* Begin DATASET *

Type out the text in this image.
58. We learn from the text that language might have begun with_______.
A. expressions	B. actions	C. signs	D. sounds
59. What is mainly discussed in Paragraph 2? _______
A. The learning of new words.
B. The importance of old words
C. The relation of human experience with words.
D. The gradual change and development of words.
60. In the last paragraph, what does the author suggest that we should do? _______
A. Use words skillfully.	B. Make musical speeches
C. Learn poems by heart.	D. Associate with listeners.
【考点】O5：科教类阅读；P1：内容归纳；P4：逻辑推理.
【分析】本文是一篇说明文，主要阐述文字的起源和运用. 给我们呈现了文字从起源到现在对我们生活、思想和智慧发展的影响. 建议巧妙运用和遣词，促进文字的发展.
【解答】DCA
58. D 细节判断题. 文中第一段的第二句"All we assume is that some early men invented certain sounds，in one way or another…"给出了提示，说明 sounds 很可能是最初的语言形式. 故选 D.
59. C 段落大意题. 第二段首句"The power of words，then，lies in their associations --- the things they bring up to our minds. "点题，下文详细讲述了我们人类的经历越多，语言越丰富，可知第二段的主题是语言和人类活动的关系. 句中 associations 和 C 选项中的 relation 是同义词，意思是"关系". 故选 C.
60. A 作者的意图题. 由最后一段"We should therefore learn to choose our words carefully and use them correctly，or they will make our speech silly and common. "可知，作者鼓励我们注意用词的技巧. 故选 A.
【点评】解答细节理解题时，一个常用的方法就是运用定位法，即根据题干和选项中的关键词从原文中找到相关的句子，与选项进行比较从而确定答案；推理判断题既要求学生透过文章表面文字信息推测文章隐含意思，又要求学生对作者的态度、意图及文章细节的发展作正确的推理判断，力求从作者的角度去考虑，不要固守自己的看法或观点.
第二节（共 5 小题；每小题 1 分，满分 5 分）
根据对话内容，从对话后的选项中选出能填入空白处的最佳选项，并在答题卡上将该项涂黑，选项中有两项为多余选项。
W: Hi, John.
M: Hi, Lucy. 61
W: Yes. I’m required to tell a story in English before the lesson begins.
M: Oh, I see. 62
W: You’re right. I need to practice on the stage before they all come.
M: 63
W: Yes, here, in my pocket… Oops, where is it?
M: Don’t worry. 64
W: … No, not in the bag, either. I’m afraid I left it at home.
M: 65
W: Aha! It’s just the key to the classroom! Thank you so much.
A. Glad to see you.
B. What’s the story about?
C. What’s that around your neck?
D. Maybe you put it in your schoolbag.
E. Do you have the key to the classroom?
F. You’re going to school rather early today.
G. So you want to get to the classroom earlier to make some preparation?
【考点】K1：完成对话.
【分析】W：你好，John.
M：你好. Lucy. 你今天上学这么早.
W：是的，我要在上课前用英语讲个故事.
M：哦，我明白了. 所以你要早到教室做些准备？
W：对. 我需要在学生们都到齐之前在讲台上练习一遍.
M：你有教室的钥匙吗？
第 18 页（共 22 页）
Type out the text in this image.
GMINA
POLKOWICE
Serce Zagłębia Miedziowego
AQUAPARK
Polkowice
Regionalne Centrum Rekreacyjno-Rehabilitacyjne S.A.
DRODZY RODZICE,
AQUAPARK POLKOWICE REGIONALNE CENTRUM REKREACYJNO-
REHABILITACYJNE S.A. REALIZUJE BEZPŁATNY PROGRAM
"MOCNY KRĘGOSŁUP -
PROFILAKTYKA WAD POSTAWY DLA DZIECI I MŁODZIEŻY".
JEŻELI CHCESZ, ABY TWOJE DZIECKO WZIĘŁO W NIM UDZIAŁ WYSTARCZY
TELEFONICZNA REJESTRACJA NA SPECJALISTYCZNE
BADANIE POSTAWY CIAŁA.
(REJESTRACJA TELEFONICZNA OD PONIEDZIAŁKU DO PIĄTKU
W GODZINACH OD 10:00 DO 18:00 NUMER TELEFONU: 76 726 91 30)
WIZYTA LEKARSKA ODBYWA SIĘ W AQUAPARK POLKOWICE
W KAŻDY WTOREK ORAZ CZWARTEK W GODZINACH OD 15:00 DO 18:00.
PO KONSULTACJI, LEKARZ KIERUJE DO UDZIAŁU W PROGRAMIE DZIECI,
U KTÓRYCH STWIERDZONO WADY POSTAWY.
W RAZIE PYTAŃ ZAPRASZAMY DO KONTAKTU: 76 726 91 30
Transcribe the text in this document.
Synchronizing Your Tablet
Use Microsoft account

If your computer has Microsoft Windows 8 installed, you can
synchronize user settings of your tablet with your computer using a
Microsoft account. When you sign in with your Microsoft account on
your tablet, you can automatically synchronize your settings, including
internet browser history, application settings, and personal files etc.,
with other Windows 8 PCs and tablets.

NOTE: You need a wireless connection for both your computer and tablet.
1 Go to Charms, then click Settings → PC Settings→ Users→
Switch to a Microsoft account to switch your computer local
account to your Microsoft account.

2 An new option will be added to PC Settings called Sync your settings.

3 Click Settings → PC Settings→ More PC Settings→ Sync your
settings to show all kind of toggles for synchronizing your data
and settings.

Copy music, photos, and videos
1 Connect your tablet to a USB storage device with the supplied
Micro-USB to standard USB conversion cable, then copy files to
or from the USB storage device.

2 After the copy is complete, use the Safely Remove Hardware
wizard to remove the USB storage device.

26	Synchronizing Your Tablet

* End DATASET *

**WORK TO DO**
From the entries above, extract each line containing "before".

**EXERCISE ANSWER**
W: Yes. I’m required to tell a story in English before the lesson begins.
W: You’re right. I need to practice on the stage before they all come.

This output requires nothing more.